> _WHAT YOU WILL DO_
Render every line of the listing below as a Markdown table, leaving out blank lines. Use the column No. for the row number and Entry for the line.

[Item position listing]
........

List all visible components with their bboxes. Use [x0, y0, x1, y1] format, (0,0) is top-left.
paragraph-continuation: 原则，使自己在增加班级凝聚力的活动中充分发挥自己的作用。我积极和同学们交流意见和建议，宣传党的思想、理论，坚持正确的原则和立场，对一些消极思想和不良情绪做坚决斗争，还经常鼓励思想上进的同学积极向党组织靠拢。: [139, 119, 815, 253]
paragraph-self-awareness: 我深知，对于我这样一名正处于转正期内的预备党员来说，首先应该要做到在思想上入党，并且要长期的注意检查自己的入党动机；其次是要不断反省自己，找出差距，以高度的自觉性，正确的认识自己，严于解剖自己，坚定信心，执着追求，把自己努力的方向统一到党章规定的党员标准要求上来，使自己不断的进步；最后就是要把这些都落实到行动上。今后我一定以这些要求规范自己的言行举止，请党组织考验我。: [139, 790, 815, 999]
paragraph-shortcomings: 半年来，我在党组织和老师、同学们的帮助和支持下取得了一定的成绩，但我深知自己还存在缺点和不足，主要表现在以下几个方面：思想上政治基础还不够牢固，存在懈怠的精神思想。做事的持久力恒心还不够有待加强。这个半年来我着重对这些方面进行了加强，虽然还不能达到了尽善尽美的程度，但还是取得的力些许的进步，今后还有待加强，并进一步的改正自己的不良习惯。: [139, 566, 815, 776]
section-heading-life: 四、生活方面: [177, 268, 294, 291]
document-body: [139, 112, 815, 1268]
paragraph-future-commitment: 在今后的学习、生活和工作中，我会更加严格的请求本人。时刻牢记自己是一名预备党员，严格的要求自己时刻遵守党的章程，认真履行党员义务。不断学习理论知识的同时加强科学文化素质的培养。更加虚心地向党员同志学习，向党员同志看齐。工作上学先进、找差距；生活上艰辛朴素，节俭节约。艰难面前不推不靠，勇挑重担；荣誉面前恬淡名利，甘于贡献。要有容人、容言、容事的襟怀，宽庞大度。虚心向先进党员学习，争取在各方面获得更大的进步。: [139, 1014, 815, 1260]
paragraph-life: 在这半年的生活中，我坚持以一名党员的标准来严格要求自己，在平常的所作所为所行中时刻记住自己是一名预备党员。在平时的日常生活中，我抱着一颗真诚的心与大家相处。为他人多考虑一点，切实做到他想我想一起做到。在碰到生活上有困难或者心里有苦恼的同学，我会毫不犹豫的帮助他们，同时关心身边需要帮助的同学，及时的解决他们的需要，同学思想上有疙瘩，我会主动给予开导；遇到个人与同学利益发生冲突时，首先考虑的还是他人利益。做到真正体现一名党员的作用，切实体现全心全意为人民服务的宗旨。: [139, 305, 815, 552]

........

> _THE REPLY_
| No. | Entry |
|---|---|
| 1 | List all visible components with their bboxes. Use [x0, y0, x1, y1] format, (0,0) is top-left. |
| 2 | paragraph-continuation: 原则，使自己在增加班级凝聚力的活动中充分发挥自己的作用。我积极和同学们交流意见和建议，宣传党的思想、理论，坚持正确的原则和立场，对一些消极思想和不良情绪做坚决斗争，还经常鼓励思想上进的同学积极向党组织靠拢。: [139, 119, 815, 253] |
| 3 | paragraph-self-awareness: 我深知，对于我这样一名正处于转正期内的预备党员来说，首先应该要做到在思想上入党，并且要长期的注意检查自己的入党动机；其次是要不断反省自己，找出差距，以高度的自觉性，正确的认识自己，严于解剖自己，坚定信心，执着追求，把自己努力的方向统一到党章规定的党员标准要求上来，使自己不断的进步；最后就是要把这些都落实到行动上。今后我一定以这些要求规范自己的言行举止，请党组织考验我。: [139, 790, 815, 999] |
| 4 | paragraph-shortcomings: 半年来，我在党组织和老师、同学们的帮助和支持下取得了一定的成绩，但我深知自己还存在缺点和不足，主要表现在以下几个方面：思想上政治基础还不够牢固，存在懈怠的精神思想。做事的持久力恒心还不够有待加强。这个半年来我着重对这些方面进行了加强，虽然还不能达到了尽善尽美的程度，但还是取得的力些许的进步，今后还有待加强，并进一步的改正自己的不良习惯。: [139, 566, 815, 776] |
| 5 | section-heading-life: 四、生活方面: [177, 268, 294, 291] |
| 6 | document-body: [139, 112, 815, 1268] |
| 7 | paragraph-future-commitment: 在今后的学习、生活和工作中，我会更加严格的请求本人。时刻牢记自己是一名预备党员，严格的要求自己时刻遵守党的章程，认真履行党员义务。不断学习理论知识的同时加强科学文化素质的培养。更加虚心地向党员同志学习，向党员同志看齐。工作上学先进、找差距；生活上艰辛朴素，节俭节约。艰难面前不推不靠，勇挑重担；荣誉面前恬淡名利，甘于贡献。要有容人、容言、容事的襟怀，宽庞大度。虚心向先进党员学习，争取在各方面获得更大的进步。: [139, 1014, 815, 1260] |
| 8 | paragraph-life: 在这半年的生活中，我坚持以一名党员的标准来严格要求自己，在平常的所作所为所行中时刻记住自己是一名预备党员。在平时的日常生活中，我抱着一颗真诚的心与大家相处。为他人多考虑一点，切实做到他想我想一起做到。在碰到生活上有困难或者心里有苦恼的同学，我会毫不犹豫的帮助他们，同时关心身边需要帮助的同学，及时的解决他们的需要，同学思想上有疙瘩，我会主动给予开导；遇到个人与同学利益发生冲突时，首先考虑的还是他人利益。做到真正体现一名党员的作用，切实体现全心全意为人民服务的宗旨。: [139, 305, 815, 552] |